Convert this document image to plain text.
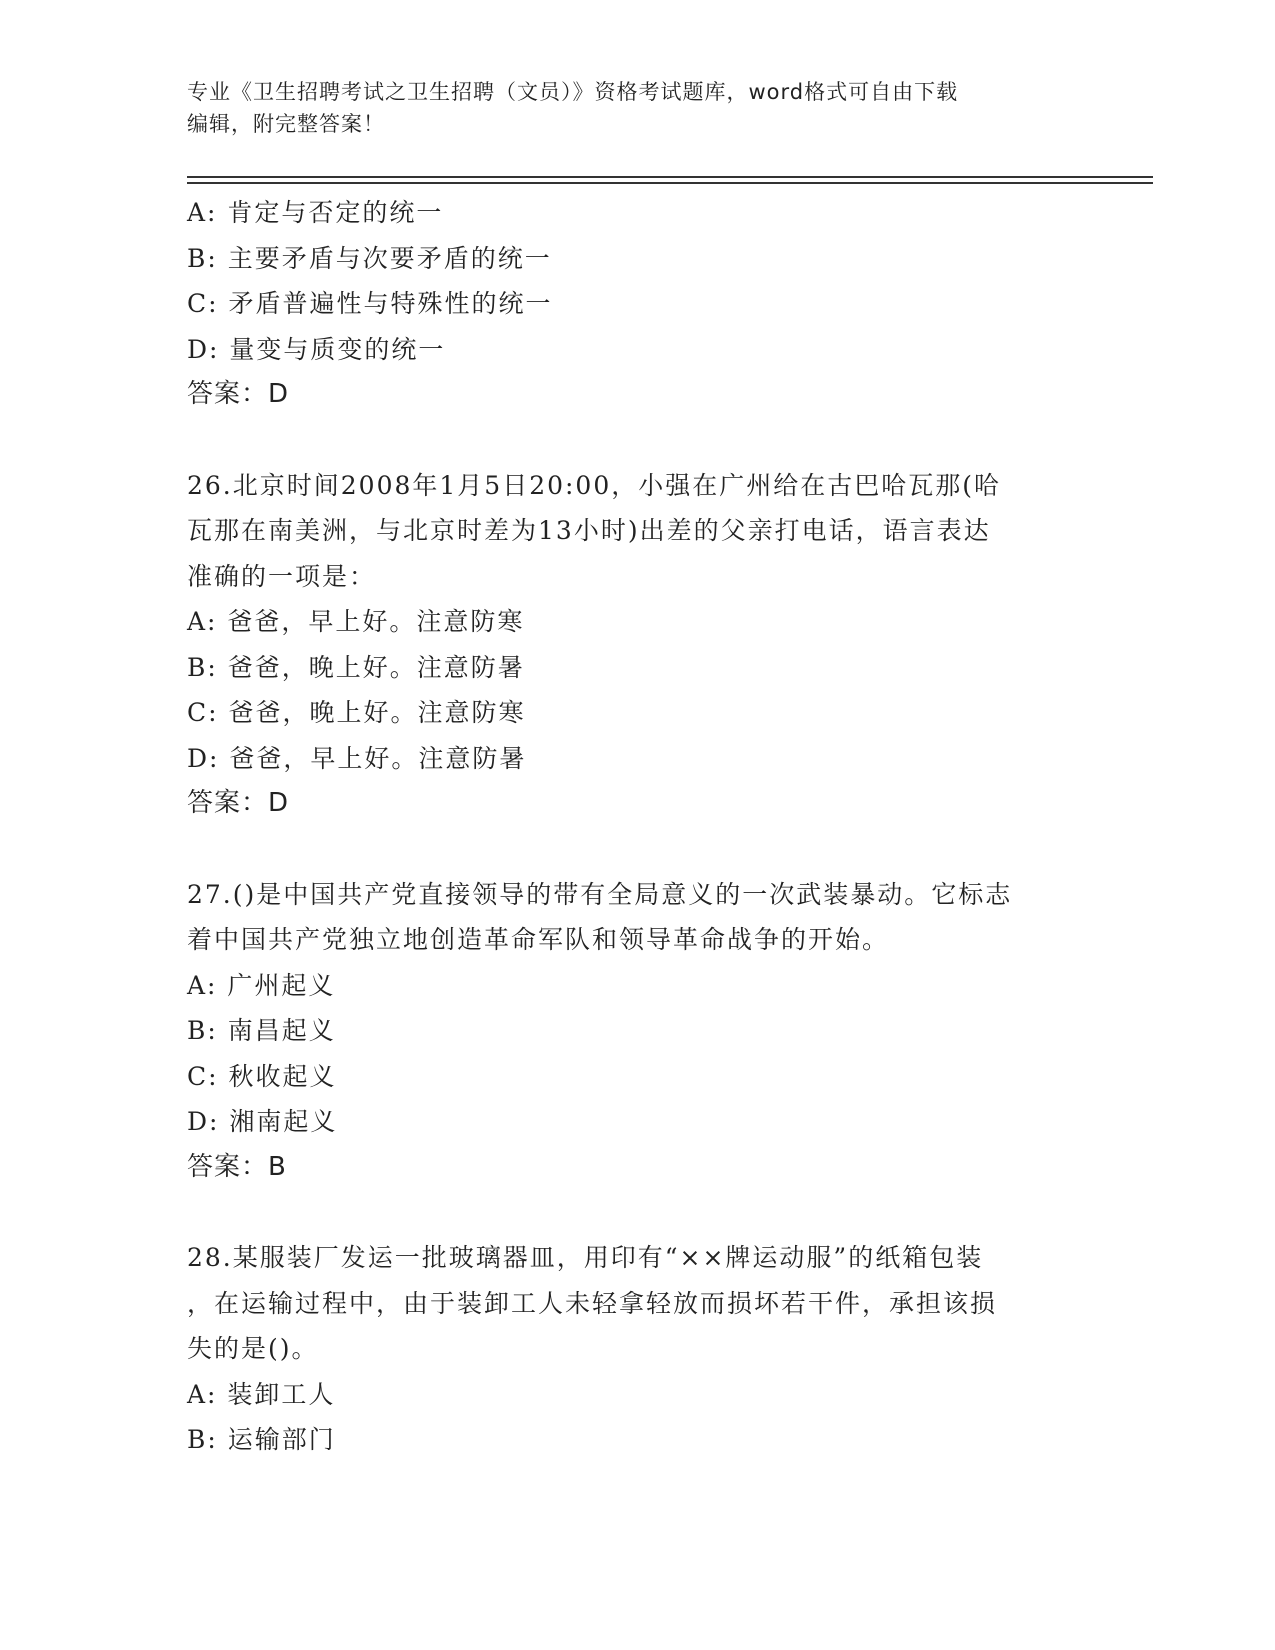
专业《卫生招聘考试之卫生招聘（文员）》资格考试题库，word格式可自由下载
编辑，附完整答案！
A: 肯定与否定的统一
B: 主要矛盾与次要矛盾的统一
C: 矛盾普遍性与特殊性的统一
D: 量变与质变的统一
答案：D
26.北京时间2008年1月5日20:00，小强在广州给在古巴哈瓦那(哈
瓦那在南美洲，与北京时差为13小时)出差的父亲打电话，语言表达
准确的一项是：
A: 爸爸，早上好。注意防寒
B: 爸爸，晚上好。注意防暑
C: 爸爸，晚上好。注意防寒
D: 爸爸，早上好。注意防暑
答案：D
27.()是中国共产党直接领导的带有全局意义的一次武装暴动。它标志
着中国共产党独立地创造革命军队和领导革命战争的开始。
A: 广州起义
B: 南昌起义
C: 秋收起义
D: 湘南起义
答案：B
28.某服装厂发运一批玻璃器皿，用印有“××牌运动服”的纸箱包装
，在运输过程中，由于装卸工人未轻拿轻放而损坏若干件，承担该损
失的是()。
A: 装卸工人
B: 运输部门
---*---
Nothing in the entries above should change when they are printed again, except that the pictures are dropped.

Convert this document image to plain text.
专业《卫生招聘考试之卫生招聘（文员）》资格考试题库，word格式可自由下载
编辑，附完整答案！
A: 肯定与否定的统一
B: 主要矛盾与次要矛盾的统一
C: 矛盾普遍性与特殊性的统一
D: 量变与质变的统一
答案：D
26.北京时间2008年1月5日20:00，小强在广州给在古巴哈瓦那(哈
瓦那在南美洲，与北京时差为13小时)出差的父亲打电话，语言表达
准确的一项是：
A: 爸爸，早上好。注意防寒
B: 爸爸，晚上好。注意防暑
C: 爸爸，晚上好。注意防寒
D: 爸爸，早上好。注意防暑
答案：D
27.()是中国共产党直接领导的带有全局意义的一次武装暴动。它标志
着中国共产党独立地创造革命军队和领导革命战争的开始。
A: 广州起义
B: 南昌起义
C: 秋收起义
D: 湘南起义
答案：B
28.某服装厂发运一批玻璃器皿，用印有“××牌运动服”的纸箱包装
，在运输过程中，由于装卸工人未轻拿轻放而损坏若干件，承担该损
失的是()。
A: 装卸工人
B: 运输部门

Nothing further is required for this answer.